====== Records shown ======

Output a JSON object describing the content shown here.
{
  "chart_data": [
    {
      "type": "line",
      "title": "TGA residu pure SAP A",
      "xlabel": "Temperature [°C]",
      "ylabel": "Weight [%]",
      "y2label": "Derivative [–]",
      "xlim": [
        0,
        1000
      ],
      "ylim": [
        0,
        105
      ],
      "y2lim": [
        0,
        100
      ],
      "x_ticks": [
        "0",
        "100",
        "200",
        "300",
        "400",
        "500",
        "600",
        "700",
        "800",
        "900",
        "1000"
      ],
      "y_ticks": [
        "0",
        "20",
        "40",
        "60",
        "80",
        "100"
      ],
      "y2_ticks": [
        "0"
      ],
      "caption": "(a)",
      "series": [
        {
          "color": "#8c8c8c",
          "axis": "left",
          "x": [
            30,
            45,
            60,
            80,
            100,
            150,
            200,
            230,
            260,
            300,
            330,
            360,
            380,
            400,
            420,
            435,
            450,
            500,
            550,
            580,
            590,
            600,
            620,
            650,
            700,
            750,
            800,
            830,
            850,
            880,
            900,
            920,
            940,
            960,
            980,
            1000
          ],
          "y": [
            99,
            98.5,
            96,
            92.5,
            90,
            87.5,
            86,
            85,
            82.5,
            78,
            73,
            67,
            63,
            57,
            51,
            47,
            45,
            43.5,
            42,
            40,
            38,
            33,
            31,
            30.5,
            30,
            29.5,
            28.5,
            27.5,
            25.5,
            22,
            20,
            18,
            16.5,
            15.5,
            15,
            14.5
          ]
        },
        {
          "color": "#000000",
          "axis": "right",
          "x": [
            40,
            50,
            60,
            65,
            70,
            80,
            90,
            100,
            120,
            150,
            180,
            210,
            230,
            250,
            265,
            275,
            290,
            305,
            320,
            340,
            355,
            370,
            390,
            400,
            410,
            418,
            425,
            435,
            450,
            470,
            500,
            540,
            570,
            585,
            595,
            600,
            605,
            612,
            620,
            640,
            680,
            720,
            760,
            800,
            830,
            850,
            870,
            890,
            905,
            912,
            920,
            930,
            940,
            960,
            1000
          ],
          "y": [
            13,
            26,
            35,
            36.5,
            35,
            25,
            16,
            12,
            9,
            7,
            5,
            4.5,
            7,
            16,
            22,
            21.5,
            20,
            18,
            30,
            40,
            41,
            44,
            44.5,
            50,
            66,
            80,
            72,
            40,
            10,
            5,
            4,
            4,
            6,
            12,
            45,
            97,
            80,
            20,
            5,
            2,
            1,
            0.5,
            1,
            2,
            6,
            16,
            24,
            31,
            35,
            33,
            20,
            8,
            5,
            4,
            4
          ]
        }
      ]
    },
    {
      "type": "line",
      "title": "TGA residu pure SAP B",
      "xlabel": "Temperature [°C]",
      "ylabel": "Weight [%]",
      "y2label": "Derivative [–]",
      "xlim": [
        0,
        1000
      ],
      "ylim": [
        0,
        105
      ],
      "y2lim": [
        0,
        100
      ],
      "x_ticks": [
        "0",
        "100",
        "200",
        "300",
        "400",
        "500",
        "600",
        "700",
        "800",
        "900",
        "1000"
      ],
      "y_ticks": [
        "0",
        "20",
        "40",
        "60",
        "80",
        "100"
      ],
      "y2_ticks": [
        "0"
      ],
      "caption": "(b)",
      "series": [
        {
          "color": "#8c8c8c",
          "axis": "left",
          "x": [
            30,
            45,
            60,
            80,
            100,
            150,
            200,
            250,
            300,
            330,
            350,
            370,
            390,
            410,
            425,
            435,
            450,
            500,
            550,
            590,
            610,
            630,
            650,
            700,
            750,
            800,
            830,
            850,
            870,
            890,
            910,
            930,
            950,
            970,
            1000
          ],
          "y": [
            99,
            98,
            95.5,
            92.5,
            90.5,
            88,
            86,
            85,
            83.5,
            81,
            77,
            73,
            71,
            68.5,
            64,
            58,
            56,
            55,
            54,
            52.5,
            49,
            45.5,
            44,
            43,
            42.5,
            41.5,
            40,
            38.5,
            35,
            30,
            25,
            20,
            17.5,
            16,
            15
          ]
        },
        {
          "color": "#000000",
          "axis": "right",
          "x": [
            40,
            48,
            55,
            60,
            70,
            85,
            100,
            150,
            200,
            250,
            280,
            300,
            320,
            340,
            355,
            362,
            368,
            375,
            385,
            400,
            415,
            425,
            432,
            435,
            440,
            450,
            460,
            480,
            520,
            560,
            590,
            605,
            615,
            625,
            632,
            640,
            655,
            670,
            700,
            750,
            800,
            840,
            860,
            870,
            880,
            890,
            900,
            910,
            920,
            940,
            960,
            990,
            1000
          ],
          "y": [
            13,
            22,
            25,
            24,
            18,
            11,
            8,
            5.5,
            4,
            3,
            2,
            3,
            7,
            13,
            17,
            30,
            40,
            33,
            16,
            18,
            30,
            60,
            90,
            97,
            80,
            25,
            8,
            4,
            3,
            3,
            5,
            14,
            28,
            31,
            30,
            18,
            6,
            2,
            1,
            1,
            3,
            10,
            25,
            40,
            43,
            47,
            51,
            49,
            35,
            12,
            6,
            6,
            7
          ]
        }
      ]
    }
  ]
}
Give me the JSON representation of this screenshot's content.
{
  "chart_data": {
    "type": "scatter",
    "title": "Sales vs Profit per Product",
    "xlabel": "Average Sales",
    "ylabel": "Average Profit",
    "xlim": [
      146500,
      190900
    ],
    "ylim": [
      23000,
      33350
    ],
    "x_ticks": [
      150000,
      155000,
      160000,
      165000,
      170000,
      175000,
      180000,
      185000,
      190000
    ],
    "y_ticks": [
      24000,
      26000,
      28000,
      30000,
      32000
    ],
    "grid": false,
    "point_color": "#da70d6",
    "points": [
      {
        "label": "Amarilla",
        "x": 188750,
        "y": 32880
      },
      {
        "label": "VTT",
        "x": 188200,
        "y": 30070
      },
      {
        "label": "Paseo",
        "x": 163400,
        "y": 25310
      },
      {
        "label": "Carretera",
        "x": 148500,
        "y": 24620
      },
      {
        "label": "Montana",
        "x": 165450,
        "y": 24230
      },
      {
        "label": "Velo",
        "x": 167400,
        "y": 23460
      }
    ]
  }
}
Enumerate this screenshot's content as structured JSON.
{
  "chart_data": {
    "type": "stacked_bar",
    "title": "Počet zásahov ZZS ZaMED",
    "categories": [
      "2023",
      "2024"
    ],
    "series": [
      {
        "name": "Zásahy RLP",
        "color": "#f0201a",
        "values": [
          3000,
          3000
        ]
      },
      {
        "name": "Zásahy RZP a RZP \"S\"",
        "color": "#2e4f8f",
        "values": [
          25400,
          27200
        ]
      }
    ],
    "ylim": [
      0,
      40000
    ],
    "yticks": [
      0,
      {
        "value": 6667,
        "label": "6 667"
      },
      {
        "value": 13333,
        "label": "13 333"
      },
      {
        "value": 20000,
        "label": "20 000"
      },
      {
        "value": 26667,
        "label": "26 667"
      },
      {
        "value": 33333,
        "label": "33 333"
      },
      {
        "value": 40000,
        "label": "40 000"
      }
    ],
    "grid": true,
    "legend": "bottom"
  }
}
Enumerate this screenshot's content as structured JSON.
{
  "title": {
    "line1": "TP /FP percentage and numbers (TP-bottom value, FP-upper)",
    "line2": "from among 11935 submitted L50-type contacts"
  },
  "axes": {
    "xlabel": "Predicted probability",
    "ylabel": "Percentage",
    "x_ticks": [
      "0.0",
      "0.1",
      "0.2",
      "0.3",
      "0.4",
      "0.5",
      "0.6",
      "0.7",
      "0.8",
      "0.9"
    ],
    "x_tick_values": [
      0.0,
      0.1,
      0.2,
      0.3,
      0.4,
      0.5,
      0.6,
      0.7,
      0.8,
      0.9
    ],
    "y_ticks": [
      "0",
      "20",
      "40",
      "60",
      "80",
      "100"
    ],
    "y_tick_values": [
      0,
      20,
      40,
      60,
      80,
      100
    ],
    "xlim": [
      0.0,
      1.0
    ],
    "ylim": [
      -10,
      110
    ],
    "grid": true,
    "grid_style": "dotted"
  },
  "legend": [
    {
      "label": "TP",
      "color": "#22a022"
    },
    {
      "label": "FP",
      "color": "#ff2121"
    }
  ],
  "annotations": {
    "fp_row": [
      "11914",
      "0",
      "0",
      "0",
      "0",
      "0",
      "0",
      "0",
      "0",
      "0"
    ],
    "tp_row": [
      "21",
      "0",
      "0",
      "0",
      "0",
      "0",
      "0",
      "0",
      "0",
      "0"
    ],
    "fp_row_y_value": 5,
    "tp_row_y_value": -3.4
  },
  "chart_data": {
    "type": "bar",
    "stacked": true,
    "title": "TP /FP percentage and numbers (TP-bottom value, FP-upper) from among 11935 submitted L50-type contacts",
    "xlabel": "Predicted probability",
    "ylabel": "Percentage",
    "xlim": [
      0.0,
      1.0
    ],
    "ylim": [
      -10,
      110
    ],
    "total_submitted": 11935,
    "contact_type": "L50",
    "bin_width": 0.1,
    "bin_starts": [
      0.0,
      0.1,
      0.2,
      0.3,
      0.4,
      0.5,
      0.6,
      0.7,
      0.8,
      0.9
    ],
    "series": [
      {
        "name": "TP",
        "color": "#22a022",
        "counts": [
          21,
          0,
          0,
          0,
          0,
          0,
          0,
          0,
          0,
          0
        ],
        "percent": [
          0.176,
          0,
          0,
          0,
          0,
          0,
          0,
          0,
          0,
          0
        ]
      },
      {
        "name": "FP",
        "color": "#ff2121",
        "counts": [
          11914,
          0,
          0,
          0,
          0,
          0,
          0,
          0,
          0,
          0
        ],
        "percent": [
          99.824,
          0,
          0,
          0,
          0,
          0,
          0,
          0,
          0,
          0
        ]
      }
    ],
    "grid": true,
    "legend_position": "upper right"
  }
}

======

▸ **Exercise instructions**:
Give the number of lines containing the word "contacts". No other answer is needed.

▸ **Response to the exercise**:
2